— WORK TO DO —
Set down, word for word, everything in the essay about Grandad below from "Along with the" down to "cap or a hat.".

— SOURCE —
────────────────────
You Busted?

I got a text from Nancy last week. “Finally got a chance to read your blog. One of my faves. Grandmom was a saint. Now I suggest you write about Grandad. ‘Two dollars?! You busted?’”

I don’t know if I can effectively describe Grandad in words. I wish I had a Vlog because it’s easier to just do an impression of him, his slow pace, his thick coke bottle glasses on his bald head, his lanky 6’4” frame containing the gentlest of human beings. But most especially his two-word sentences spoken in a no-nonsense western Kentucky accent with hardly any inflection.

Along with the letter from myself to Grandmom that I found among her keepsakes a few years back, I also discovered that she had saved the first two chapters of the memoir I had begun right after moving in with them when I was nine years old. I only wrote two chapters, the first of which was called My Grandmom. Here’s chapter two:

Grandad always seemed like an old guy. Big, tall, bald, slow-moving, slow-driving, cigar-smoking, dressed always in nondescript short sleeved button-up shirts and brown pants, almost always a cap or a hat.

He looked like this his whole life.

But he was only fifty years old when Mom showed up on Grandmom and Grandad’s doorstep dragging three girls under the age of nine, all her belongings and a big black Chow Chow named King. Grandad had never lived with kids before. He had been a bachelor until age 35 when he met Grandmom, got married and moved in with her and 17-year-old Mom. He experienced a major lifestyle change that year, 1955, giving up his life of running a bowling alley in Hendersonville, Kentucky and travelling all over the state for bowling tournaments to be a married man in Owensboro. But he’d never experienced a whole-house takeover by three skinny, blonde, energetic little girls, the squealing, the laughing, the yelling and fighting, the constant mess.
────────────────────
Layout dataset entries
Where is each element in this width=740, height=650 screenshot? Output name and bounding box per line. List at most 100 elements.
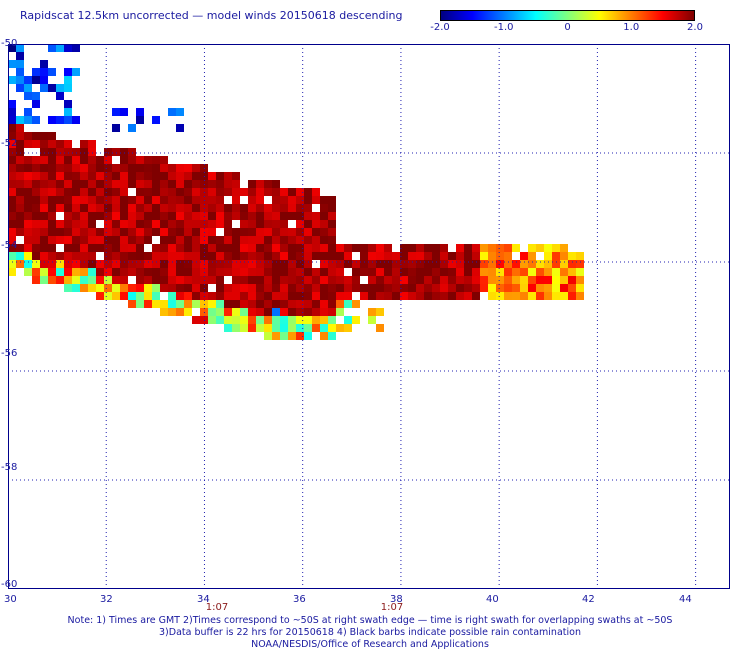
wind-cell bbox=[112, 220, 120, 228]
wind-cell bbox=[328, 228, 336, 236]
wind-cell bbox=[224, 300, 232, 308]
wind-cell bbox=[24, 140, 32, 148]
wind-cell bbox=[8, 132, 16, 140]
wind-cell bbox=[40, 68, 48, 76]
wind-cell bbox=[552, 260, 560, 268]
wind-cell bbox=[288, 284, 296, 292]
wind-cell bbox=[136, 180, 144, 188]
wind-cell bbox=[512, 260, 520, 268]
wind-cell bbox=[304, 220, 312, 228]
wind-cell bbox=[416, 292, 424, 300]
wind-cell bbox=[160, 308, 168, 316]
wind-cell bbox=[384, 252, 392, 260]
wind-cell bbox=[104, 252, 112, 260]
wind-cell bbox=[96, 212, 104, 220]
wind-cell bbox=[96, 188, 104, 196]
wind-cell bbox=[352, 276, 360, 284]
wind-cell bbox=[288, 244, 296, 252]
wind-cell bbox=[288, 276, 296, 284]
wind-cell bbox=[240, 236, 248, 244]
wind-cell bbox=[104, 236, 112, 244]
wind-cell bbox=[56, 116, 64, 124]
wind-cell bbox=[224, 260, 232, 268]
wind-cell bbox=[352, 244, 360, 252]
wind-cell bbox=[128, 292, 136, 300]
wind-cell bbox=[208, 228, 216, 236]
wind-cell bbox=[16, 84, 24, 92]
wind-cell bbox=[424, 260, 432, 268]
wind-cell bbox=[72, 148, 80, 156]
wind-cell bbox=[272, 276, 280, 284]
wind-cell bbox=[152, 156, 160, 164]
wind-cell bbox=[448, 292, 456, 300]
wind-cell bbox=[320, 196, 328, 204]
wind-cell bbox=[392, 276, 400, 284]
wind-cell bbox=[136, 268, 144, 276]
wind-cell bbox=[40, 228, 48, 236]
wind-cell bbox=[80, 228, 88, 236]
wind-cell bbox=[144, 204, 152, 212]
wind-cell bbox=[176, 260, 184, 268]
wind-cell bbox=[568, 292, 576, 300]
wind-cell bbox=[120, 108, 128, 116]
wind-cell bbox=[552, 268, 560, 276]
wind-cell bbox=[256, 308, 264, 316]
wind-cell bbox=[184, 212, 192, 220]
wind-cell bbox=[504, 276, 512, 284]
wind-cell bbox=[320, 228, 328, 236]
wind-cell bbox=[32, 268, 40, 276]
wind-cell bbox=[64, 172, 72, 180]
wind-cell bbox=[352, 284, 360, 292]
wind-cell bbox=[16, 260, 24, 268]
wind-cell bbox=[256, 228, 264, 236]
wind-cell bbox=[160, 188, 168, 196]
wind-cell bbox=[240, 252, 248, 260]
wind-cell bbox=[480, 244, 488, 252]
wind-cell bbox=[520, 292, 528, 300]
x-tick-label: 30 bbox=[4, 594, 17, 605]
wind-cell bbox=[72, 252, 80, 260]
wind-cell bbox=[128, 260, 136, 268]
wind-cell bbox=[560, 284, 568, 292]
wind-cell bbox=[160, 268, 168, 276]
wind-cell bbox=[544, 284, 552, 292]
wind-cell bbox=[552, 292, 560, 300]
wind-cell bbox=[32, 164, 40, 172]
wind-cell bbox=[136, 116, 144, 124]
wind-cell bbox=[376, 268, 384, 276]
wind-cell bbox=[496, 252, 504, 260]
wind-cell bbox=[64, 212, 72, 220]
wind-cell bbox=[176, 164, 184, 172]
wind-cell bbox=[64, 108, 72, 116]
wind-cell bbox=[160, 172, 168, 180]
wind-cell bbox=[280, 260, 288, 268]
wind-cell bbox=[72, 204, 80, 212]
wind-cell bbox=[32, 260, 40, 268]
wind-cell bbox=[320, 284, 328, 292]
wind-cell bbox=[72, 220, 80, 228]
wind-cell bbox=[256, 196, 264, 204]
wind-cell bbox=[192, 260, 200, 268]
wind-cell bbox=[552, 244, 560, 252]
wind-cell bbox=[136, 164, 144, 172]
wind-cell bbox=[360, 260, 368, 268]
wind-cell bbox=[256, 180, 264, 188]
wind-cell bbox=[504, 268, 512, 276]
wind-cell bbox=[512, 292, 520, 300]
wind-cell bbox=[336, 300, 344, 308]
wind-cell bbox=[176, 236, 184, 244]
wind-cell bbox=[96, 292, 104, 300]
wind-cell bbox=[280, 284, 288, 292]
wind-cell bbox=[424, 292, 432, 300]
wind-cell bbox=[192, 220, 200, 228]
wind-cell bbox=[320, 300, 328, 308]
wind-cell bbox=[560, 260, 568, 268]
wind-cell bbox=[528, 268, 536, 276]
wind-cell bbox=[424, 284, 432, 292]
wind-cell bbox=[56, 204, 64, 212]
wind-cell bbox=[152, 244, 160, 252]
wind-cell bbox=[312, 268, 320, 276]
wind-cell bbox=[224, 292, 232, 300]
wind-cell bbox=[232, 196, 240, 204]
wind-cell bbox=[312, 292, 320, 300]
────────────────────
— THE COMPLETED TASK —
Along with the letter from myself to Grandmom that I found among her keepsakes a few years back, I also discovered that she had saved the first two chapters of the memoir I had begun right after moving in with them when I was nine years old. I only wrote two chapters, the first of which was called My Grandmom. Here’s chapter two:

Grandad always seemed like an old guy. Big, tall, bald, slow-moving, slow-driving, cigar-smoking, dressed always in nondescript short sleeved button-up shirts and brown pants, almost always a cap or a hat.